Material for this exercise

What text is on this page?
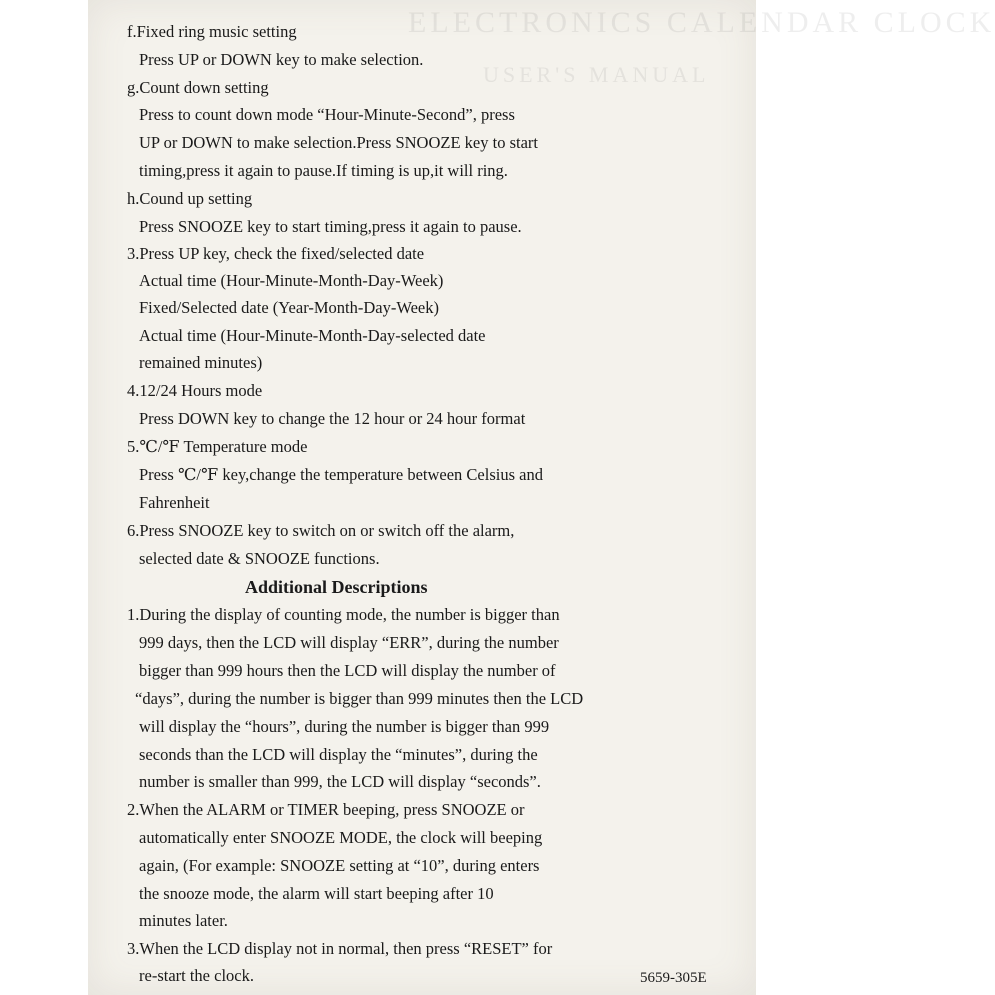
ELECTRONICS CALENDAR CLOCK
USER'S MANUAL
f.Fixed ring music setting
Press UP or DOWN key to make selection.
g.Count down setting
Press to count down mode “Hour-Minute-Second”, press
UP or DOWN to make selection.Press SNOOZE key to start
timing,press it again to pause.If timing is up,it will ring.
h.Cound up setting
Press SNOOZE key to start timing,press it again to pause.
3.Press UP key, check the fixed/selected date
Actual time (Hour-Minute-Month-Day-Week)
Fixed/Selected date (Year-Month-Day-Week)
Actual time (Hour-Minute-Month-Day-selected date
remained minutes)
4.12/24 Hours mode
Press DOWN key to change the 12 hour or 24 hour format
5.℃/℉ Temperature mode
Press ℃/℉ key,change the temperature between Celsius and
Fahrenheit
6.Press SNOOZE key to switch on or switch off the alarm,
selected date & SNOOZE functions.
Additional Descriptions
1.During the display of counting mode, the number is bigger than
999 days, then the LCD will display “ERR”, during the number
bigger than 999 hours then the LCD will display the number of
“days”, during the number is bigger than 999 minutes then the LCD
will display the “hours”, during the number is bigger than 999
seconds than the LCD will display the “minutes”, during the
number is smaller than 999, the LCD will display “seconds”.
2.When the ALARM or TIMER beeping, press SNOOZE or
automatically enter SNOOZE MODE, the clock will beeping
again, (For example: SNOOZE setting at “10”, during enters
the snooze mode, the alarm will start beeping after 10
minutes later.
3.When the LCD display not in normal, then press “RESET” for
re-start the clock.	5659-305E
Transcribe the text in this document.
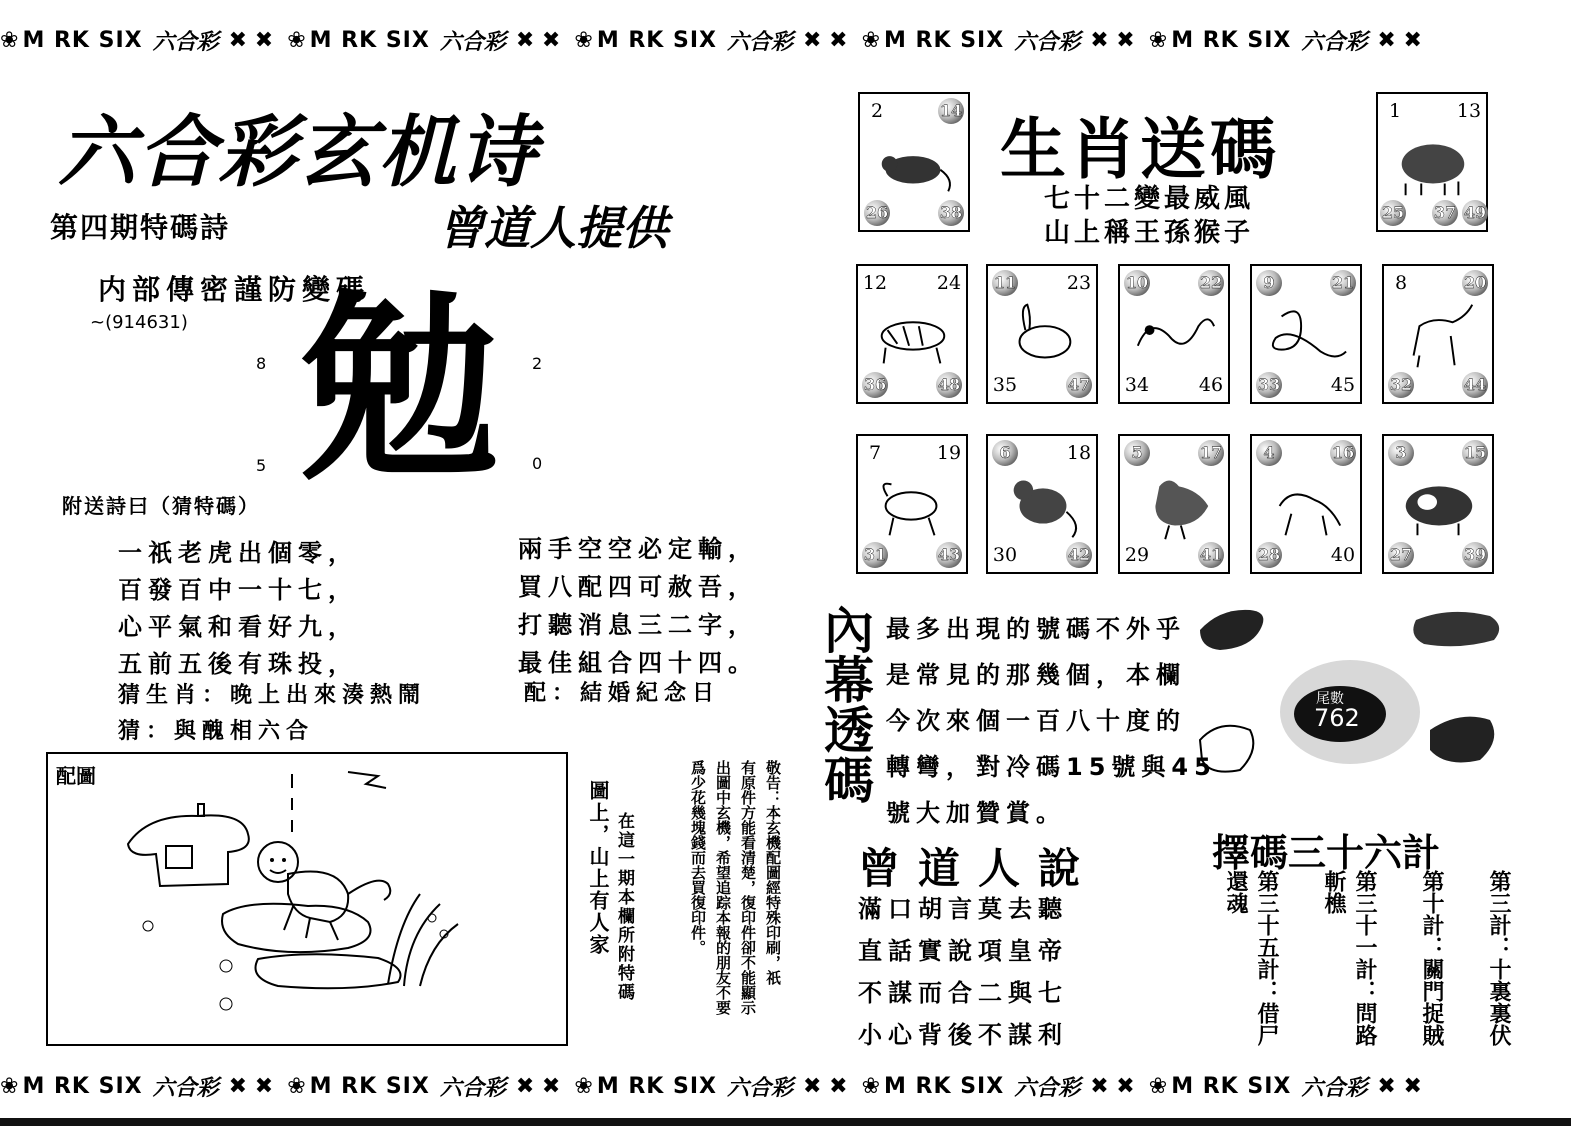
❀ M RK SIX 六合彩 ✖ ✖ ❀ M RK SIX 六合彩 ✖ ✖ ❀ M RK SIX 六合彩 ✖ ✖ ❀ M RK SIX 六合彩 ✖ ✖ ❀ M RK SIX 六合彩 ✖ ✖
❀ M RK SIX 六合彩 ✖ ✖ ❀ M RK SIX 六合彩 ✖ ✖ ❀ M RK SIX 六合彩 ✖ ✖ ❀ M RK SIX 六合彩 ✖ ✖ ❀ M RK SIX 六合彩 ✖ ✖
六合彩玄机诗
第四期特碼詩	曾道人提供
内部傳密謹防變碼
~(914631)
8	2
5	0
勉
附送詩曰（猜特碼）
一祇老虎出個零，
百發百中一十七，
心平氣和看好九，
五前五後有珠投，
兩手空空必定輸，
買八配四可赦吾，
打聽消息三二字，
最佳組合四十四。
猜生肖：晚上出來湊熱鬧
猜：與醜相六合
配：結婚紀念日
配圖
圖上，山上有人家 在這一期本欄所附特碼	敬告：本玄機配圖經特殊印刷，祇
有原件方能看清楚，復印件卻不能顯示
出圖中玄機，希望追踪本報的朋友不要
爲少花幾塊錢而去買復印件。
生肖送碼
七十二變最威風
山上稱王孫猴子
2	14
26	38
1	13
25 37 49
12	24
36	48
11	23
35	47
10	22
34	46
9	21
33	45
8	20
32	44
7	19
31	43
6	18
30	42
5	17
29	41
4	16
28	40
3	15
27	39
內幕透碼 最多出現的號碼不外乎
是常見的那幾個，本欄
今次來個一百八十度的
轉彎，對冷碼15號與45
號大加贊賞。
尾數
762
曾道人說
滿口胡言莫去聽
直話實說項皇帝
不謀而合二與七
小心背後不謀利
擇碼三十六計
第三計：十裏裏伏
第十計：關門捉賊
第三十一計：問路斬樵
第三十五計：借尸還魂
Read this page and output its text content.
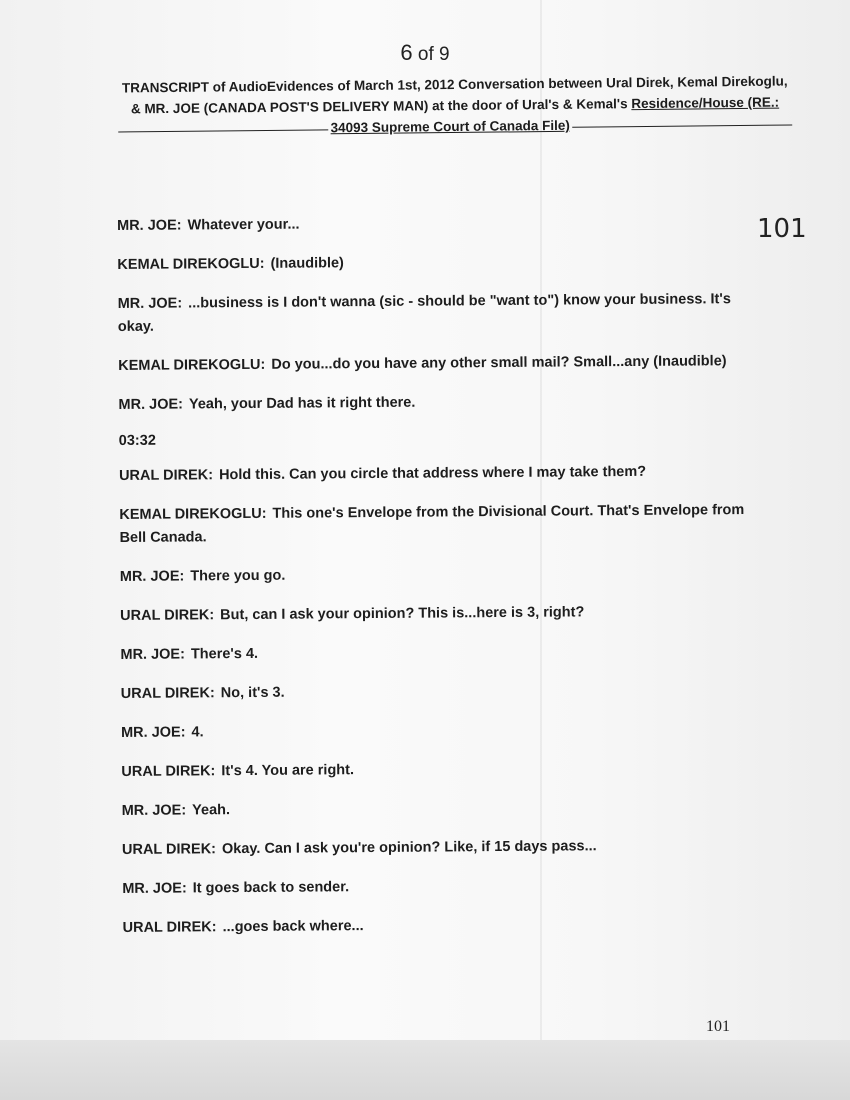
6 of 9
TRANSCRIPT of AudioEvidences of March 1st, 2012 Conversation between Ural Direk, Kemal Direkoglu,
& MR. JOE (CANADA POST'S DELIVERY MAN) at the door of Ural's & Kemal's Residence/House (RE.:
34093 Supreme Court of Canada File)
101
MR. JOE: Whatever your...
KEMAL DIREKOGLU: (Inaudible)
MR. JOE: ...business is I don't wanna (sic - should be "want to") know your business. It's okay.
KEMAL DIREKOGLU: Do you...do you have any other small mail? Small...any (Inaudible)
MR. JOE: Yeah, your Dad has it right there.
03:32
URAL DIREK: Hold this. Can you circle that address where I may take them?
KEMAL DIREKOGLU: This one's Envelope from the Divisional Court. That's Envelope from Bell Canada.
MR. JOE: There you go.
URAL DIREK: But, can I ask your opinion? This is...here is 3, right?
MR. JOE: There's 4.
URAL DIREK: No, it's 3.
MR. JOE: 4.
URAL DIREK: It's 4. You are right.
MR. JOE: Yeah.
URAL DIREK: Okay. Can I ask you're opinion? Like, if 15 days pass...
MR. JOE: It goes back to sender.
URAL DIREK: ...goes back where...
101
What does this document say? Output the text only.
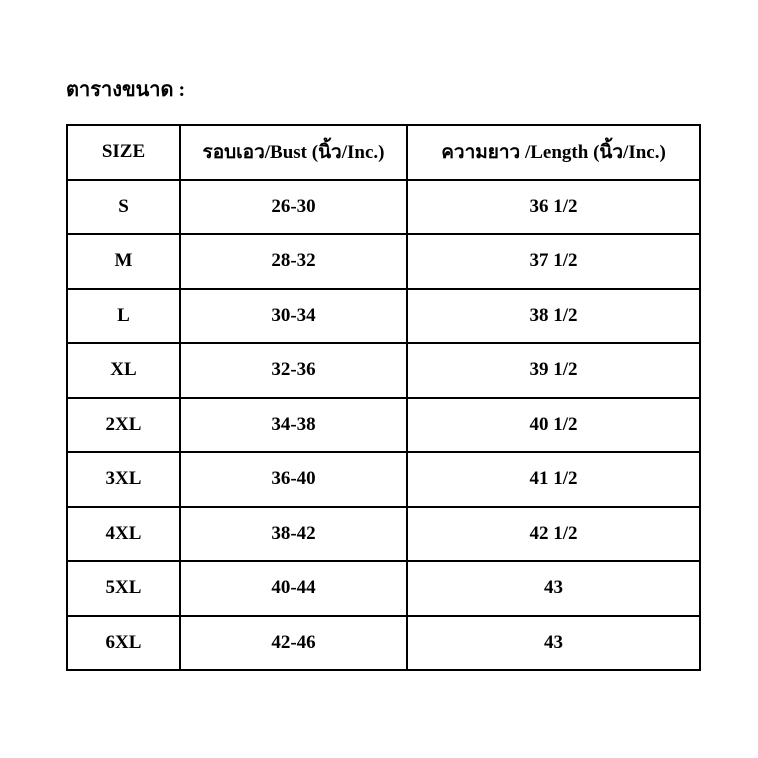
ตารางขนาด :
SIZE	รอบเอว/Bust (นิ้ว/Inc.)	ความยาว /Length (นิ้ว/Inc.)
S	26-30	36 1/2
M	28-32	37 1/2
L	30-34	38 1/2
XL	32-36	39 1/2
2XL	34-38	40 1/2
3XL	36-40	41 1/2
4XL	38-42	42 1/2
5XL	40-44	43
6XL	42-46	43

Required task
Reproduce each line of the records exactly, and omit every picture.

Output below
What text is on this page?
ELECTRONICS CALENDAR CLOCK
USER'S MANUAL
f.Fixed ring music setting
Press UP or DOWN key to make selection.
g.Count down setting
Press to count down mode “Hour-Minute-Second”, press
UP or DOWN to make selection.Press SNOOZE key to start
timing,press it again to pause.If timing is up,it will ring.
h.Cound up setting
Press SNOOZE key to start timing,press it again to pause.
3.Press UP key, check the fixed/selected date
Actual time (Hour-Minute-Month-Day-Week)
Fixed/Selected date (Year-Month-Day-Week)
Actual time (Hour-Minute-Month-Day-selected date
remained minutes)
4.12/24 Hours mode
Press DOWN key to change the 12 hour or 24 hour format
5.℃/℉ Temperature mode
Press ℃/℉ key,change the temperature between Celsius and
Fahrenheit
6.Press SNOOZE key to switch on or switch off the alarm,
selected date & SNOOZE functions.
Additional Descriptions
1.During the display of counting mode, the number is bigger than
999 days, then the LCD will display “ERR”, during the number
bigger than 999 hours then the LCD will display the number of
“days”, during the number is bigger than 999 minutes then the LCD
will display the “hours”, during the number is bigger than 999
seconds than the LCD will display the “minutes”, during the
number is smaller than 999, the LCD will display “seconds”.
2.When the ALARM or TIMER beeping, press SNOOZE or
automatically enter SNOOZE MODE, the clock will beeping
again, (For example: SNOOZE setting at “10”, during enters
the snooze mode, the alarm will start beeping after 10
minutes later.
3.When the LCD display not in normal, then press “RESET” for
re-start the clock.	5659-305E
Transcribe the text in this document.
❀ M RK SIX 六合彩 ✖ ✖ ❀ M RK SIX 六合彩 ✖ ✖ ❀ M RK SIX 六合彩 ✖ ✖ ❀ M RK SIX 六合彩 ✖ ✖ ❀ M RK SIX 六合彩 ✖ ✖
❀ M RK SIX 六合彩 ✖ ✖ ❀ M RK SIX 六合彩 ✖ ✖ ❀ M RK SIX 六合彩 ✖ ✖ ❀ M RK SIX 六合彩 ✖ ✖ ❀ M RK SIX 六合彩 ✖ ✖
六合彩玄机诗
第四期特碼詩	曾道人提供
内部傳密謹防變碼
~(914631)
8	2
5	0
勉
附送詩曰（猜特碼）
一祇老虎出個零，
百發百中一十七，
心平氣和看好九，
五前五後有珠投，
兩手空空必定輸，
買八配四可赦吾，
打聽消息三二字，
最佳組合四十四。
猜生肖：晚上出來湊熱鬧
猜：與醜相六合
配：結婚紀念日
配圖
圖上，山上有人家 在這一期本欄所附特碼	敬告：本玄機配圖經特殊印刷，祇
有原件方能看清楚，復印件卻不能顯示
出圖中玄機，希望追踪本報的朋友不要
爲少花幾塊錢而去買復印件。
生肖送碼
七十二變最威風
山上稱王孫猴子
2	14
26	38
1	13
25 37 49
12	24
36	48
11	23
35	47
10	22
34	46
9	21
33	45
8	20
32	44
7	19
31	43
6	18
30	42
5	17
29	41
4	16
28	40
3	15
27	39
內幕透碼 最多出現的號碼不外乎
是常見的那幾個，本欄
今次來個一百八十度的
轉彎，對冷碼15號與45
號大加贊賞。
尾數
762
曾道人說
滿口胡言莫去聽
直話實說項皇帝
不謀而合二與七
小心背後不謀利
擇碼三十六計
第三計：十裏裏伏
第十計：關門捉賊
第三十一計：問路斬樵
第三十五計：借尸還魂
Read this page and output its text content.
6 of 9
TRANSCRIPT of AudioEvidences of March 1st, 2012 Conversation between Ural Direk, Kemal Direkoglu,
& MR. JOE (CANADA POST'S DELIVERY MAN) at the door of Ural's & Kemal's Residence/House (RE.:
34093 Supreme Court of Canada File)
101
MR. JOE: Whatever your...
KEMAL DIREKOGLU: (Inaudible)
MR. JOE: ...business is I don't wanna (sic - should be "want to") know your business. It's okay.
KEMAL DIREKOGLU: Do you...do you have any other small mail? Small...any (Inaudible)
MR. JOE: Yeah, your Dad has it right there.
03:32
URAL DIREK: Hold this. Can you circle that address where I may take them?
KEMAL DIREKOGLU: This one's Envelope from the Divisional Court. That's Envelope from Bell Canada.
MR. JOE: There you go.
URAL DIREK: But, can I ask your opinion? This is...here is 3, right?
MR. JOE: There's 4.
URAL DIREK: No, it's 3.
MR. JOE: 4.
URAL DIREK: It's 4. You are right.
MR. JOE: Yeah.
URAL DIREK: Okay. Can I ask you're opinion? Like, if 15 days pass...
MR. JOE: It goes back to sender.
URAL DIREK: ...goes back where...
101
What does this document say? Output the text only.
ตารางขนาด :
SIZE	รอบเอว/Bust (นิ้ว/Inc.)	ความยาว /Length (นิ้ว/Inc.)
S	26-30	36 1/2
M	28-32	37 1/2
L	30-34	38 1/2
XL	32-36	39 1/2
2XL	34-38	40 1/2
3XL	36-40	41 1/2
4XL	38-42	42 1/2
5XL	40-44	43
6XL	42-46	43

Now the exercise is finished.